Día 21/11/2011 - 10.03h
La victoria cantada y espectacular del PP no debe ocultar la derrota sin paliativos del PSOE, que yo creo más significativa a efectos históricos. Es bueno que en esta noche los españoles nos hayamos dado cuenta de que en este país somos tan serios como en cualquier otro y de que aquí el que la hace la paga. Los 110 diputados socialistas hacen de su partido una muy dudosa obra en busca de autor. Rubalcaba es ya un dimisionario de sí mismo, un plumilla en paro que engrosa la nómina de desempleados que han convertido a ese partido en una caricatura de su persona, calva y enjuta como un subsidio finiquitado. El partido socialista ha muerto. Viva el socialismo. Nunca un partido consolidado y vertebrado ha hecho un ridículo electoral semejante. Algo muy profundo se ha roto en el PSOE. Y ninguno de sus hombres puede arreglarlo…
Pero quizás sí alguna de sus mujeres. Valenciano vale, y no sólo de segunda. Carmen ha perdido la hegemonía catalana a pesar, o gracias, a sus mimitos, pero aún así conserva el tipo. Y Rosa mantiene el empate a escaños en Córdoba. El tres a tres de esta ciudad sabe a triunfo para la mercenaria. Que le digan a la excomunista quién sino ella ha sido capaz de parar la marea azul sin concesiones a la oleada roja. Ni los doce de IU han sido trece ni los 186 del PP han sido 187, porque ella estaba aquí para impedirlo. Se me dirá que los datos de la capital han sido demoledores y que sólo las tradicionales clientelas de los pueblos han salvado el resultado. Cierto es, pero no es menos cierto que Rosa era el cartel y que ha sido ella la que, por el momento, ha librado a la rosa del puño y de su manifiesta precariedad.

INSTRUCCIONES DE LA TAREA:
Responde a estas preguntas sobre el texto extraído:
1. ¿Qué fecha y hora figuran al comienzo?
2. ¿Cuántos diputados socialistas se mencionan?
3. ¿En qué ciudad mantiene Rosa el empate a escaños?

DATOS MOSTRADOS:
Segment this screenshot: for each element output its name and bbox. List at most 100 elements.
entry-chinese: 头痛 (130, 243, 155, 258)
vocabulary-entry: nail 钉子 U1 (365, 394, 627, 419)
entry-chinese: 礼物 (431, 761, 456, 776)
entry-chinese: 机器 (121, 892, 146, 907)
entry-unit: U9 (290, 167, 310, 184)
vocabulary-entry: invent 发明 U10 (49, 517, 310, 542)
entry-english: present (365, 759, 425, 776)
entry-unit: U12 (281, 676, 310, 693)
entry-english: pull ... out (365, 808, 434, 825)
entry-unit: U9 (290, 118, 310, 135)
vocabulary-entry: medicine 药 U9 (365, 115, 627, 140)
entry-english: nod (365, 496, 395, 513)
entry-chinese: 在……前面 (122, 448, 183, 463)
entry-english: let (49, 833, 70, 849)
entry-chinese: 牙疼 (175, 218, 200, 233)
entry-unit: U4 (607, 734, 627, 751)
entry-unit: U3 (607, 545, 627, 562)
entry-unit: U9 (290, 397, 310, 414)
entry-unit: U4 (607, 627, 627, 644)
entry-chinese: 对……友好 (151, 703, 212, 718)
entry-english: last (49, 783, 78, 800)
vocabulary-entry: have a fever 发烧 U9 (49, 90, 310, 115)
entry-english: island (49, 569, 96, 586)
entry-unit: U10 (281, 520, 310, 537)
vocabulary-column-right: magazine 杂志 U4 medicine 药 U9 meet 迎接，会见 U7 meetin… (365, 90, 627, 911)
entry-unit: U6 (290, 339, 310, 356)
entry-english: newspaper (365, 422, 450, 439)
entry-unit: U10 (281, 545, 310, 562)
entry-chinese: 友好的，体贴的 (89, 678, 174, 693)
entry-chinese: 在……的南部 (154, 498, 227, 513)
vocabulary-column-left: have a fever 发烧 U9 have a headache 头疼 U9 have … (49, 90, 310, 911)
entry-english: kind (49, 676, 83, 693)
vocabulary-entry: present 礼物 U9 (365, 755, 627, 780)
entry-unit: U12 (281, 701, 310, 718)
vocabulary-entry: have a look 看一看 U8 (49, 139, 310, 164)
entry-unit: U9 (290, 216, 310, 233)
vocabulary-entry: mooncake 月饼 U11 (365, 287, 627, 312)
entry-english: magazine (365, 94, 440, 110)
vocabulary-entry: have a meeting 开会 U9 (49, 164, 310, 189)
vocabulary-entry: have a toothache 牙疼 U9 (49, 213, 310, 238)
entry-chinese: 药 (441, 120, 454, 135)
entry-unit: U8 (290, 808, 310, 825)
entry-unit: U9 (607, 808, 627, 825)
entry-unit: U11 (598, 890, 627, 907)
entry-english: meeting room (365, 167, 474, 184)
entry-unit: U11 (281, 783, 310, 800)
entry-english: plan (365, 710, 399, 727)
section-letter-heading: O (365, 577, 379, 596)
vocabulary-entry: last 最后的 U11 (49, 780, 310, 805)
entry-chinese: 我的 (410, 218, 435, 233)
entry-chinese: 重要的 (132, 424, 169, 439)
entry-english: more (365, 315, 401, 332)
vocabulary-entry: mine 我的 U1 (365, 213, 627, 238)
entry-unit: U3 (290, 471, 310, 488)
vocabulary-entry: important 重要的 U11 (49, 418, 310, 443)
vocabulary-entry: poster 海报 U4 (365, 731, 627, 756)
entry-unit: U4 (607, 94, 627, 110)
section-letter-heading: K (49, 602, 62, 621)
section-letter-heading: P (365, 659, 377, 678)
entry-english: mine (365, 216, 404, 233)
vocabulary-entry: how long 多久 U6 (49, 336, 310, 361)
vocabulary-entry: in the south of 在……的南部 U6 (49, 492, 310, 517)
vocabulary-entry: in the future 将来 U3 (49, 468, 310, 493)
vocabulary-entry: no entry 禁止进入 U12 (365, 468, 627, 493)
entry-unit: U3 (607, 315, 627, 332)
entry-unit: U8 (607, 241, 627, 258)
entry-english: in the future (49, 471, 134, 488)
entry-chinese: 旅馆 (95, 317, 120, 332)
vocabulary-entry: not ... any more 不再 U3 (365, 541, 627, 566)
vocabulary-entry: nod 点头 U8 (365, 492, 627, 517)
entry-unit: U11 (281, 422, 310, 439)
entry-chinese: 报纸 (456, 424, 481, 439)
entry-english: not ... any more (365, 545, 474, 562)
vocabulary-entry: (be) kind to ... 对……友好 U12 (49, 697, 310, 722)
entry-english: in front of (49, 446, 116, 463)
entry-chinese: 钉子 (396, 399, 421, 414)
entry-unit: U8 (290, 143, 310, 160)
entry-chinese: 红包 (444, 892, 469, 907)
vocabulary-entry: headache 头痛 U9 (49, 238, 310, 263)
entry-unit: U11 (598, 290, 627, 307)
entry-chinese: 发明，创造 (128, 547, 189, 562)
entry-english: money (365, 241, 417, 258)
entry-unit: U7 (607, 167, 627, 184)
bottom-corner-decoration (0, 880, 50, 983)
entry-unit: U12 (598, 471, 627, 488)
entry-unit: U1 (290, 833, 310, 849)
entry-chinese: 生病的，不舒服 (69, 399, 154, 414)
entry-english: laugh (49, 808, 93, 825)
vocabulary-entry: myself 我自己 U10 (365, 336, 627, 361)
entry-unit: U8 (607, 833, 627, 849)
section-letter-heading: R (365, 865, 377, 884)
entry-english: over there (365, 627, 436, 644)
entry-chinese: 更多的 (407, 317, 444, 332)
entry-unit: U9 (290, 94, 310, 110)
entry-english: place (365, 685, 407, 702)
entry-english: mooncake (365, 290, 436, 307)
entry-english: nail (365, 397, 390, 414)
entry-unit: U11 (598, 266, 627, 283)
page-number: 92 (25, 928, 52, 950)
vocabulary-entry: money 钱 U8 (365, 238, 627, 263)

RESULTADO DEL EJERCICIO:
1. 21/11/2011, 10.03h.
2. 110.
3. Córdoba.